[Stored items from a collection]
* start *

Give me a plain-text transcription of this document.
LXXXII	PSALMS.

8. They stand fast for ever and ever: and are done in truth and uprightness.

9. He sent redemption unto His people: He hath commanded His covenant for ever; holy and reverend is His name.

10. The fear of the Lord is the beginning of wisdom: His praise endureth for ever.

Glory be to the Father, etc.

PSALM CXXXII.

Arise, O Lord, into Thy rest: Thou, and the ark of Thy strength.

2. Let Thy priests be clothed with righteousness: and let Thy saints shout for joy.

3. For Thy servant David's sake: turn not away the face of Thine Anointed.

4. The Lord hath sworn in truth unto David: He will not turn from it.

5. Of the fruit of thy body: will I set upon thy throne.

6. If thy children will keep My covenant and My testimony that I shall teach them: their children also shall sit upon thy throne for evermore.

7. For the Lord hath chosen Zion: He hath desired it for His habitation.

* end *

### Exercise objective
Establish how many lines of the records contain the string "throne" and state that number without elaboration.

### Answer for this exercise
2